§ **Exercise instructions**: Which lines of the records contain "this"? Collect every one of them.

§ **Records**:
::::::::

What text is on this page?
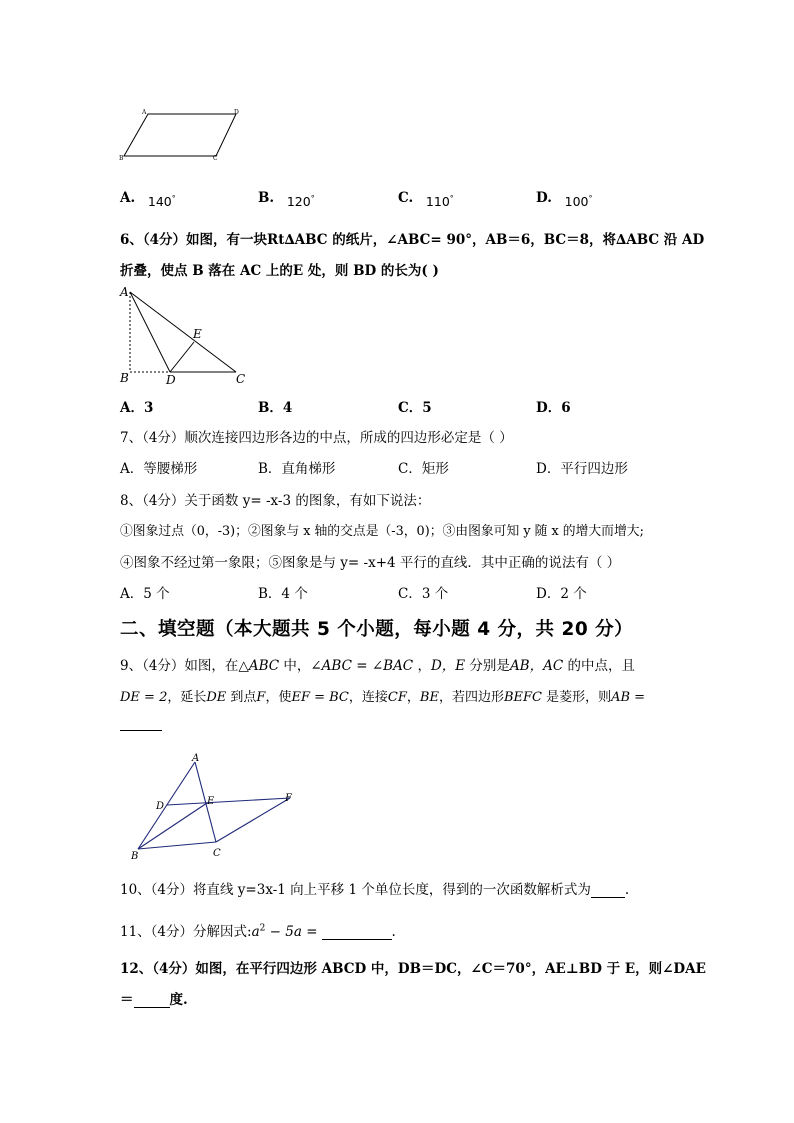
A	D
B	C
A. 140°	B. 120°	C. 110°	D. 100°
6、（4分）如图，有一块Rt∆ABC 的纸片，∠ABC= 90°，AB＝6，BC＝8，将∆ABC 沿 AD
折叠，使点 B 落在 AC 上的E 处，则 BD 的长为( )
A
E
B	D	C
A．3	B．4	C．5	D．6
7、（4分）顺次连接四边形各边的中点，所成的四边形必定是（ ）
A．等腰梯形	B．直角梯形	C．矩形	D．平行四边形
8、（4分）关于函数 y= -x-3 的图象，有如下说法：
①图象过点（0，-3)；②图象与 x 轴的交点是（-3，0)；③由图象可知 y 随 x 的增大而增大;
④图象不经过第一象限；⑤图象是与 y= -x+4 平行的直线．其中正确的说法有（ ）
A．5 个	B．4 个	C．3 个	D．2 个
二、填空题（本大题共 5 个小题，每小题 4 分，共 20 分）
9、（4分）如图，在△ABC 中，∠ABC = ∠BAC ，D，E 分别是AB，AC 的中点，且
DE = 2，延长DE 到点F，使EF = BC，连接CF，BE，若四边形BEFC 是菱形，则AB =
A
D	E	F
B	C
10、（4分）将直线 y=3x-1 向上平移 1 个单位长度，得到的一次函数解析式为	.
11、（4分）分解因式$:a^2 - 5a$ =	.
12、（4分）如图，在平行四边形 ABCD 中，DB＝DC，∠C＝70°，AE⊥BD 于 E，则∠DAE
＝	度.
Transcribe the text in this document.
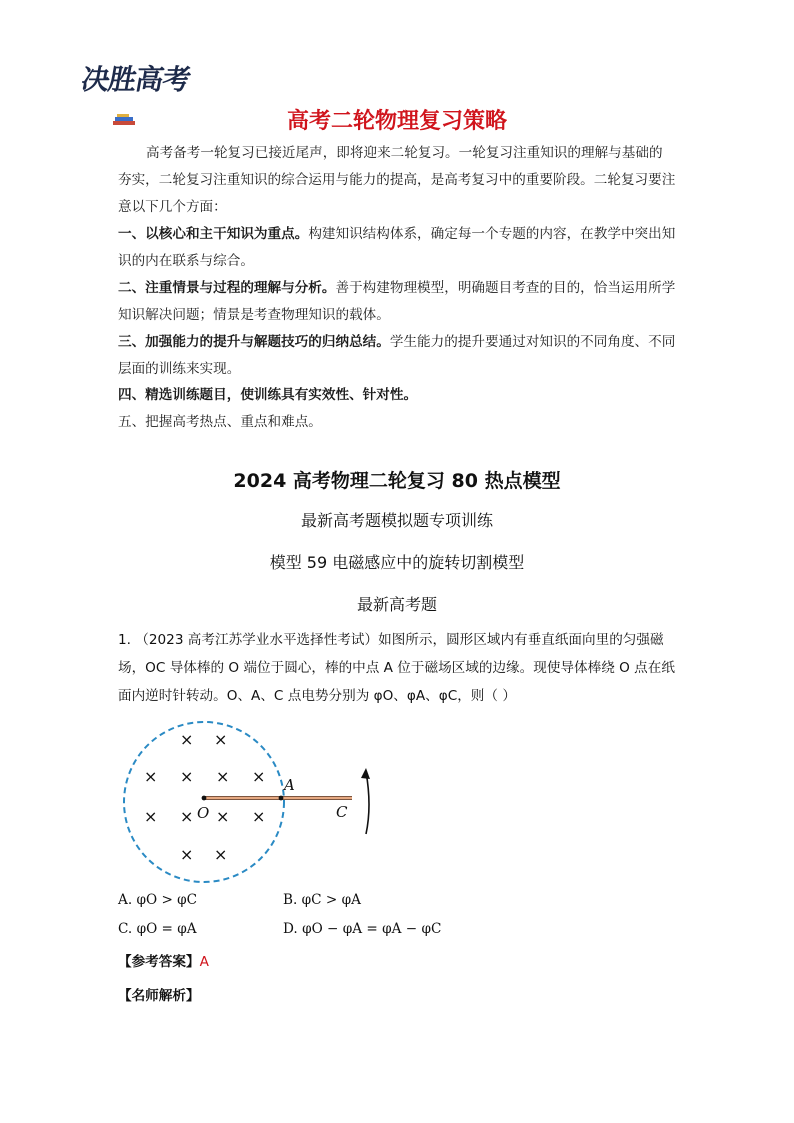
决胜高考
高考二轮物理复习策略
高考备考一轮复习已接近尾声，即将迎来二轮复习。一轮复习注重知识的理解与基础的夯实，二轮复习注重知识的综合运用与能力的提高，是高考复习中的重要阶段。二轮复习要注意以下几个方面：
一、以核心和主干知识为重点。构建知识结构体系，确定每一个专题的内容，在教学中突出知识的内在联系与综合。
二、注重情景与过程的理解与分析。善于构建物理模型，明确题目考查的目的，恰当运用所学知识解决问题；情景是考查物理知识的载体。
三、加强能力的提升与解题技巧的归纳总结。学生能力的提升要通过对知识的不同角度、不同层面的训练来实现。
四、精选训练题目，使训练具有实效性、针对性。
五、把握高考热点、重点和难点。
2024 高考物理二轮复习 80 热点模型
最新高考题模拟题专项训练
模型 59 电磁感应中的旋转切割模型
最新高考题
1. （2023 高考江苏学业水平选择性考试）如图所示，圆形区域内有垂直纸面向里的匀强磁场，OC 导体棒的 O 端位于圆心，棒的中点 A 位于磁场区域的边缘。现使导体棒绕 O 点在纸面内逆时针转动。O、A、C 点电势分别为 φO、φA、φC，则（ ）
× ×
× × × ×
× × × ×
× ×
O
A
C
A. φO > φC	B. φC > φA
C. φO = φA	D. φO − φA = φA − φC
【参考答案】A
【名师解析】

::::::::

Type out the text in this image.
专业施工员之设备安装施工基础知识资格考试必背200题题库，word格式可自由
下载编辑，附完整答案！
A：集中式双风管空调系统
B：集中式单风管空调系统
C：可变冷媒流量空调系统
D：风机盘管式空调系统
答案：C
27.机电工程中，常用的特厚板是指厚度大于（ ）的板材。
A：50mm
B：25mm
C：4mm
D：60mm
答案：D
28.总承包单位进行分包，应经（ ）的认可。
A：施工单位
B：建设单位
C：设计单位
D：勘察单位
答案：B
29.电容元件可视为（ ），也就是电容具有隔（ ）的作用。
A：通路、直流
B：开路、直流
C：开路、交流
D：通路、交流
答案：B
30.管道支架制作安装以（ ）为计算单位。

::::::::

§ **Finished answer**:
What text is on this page?
Transcribe the text in this document.
Type out the text in this image.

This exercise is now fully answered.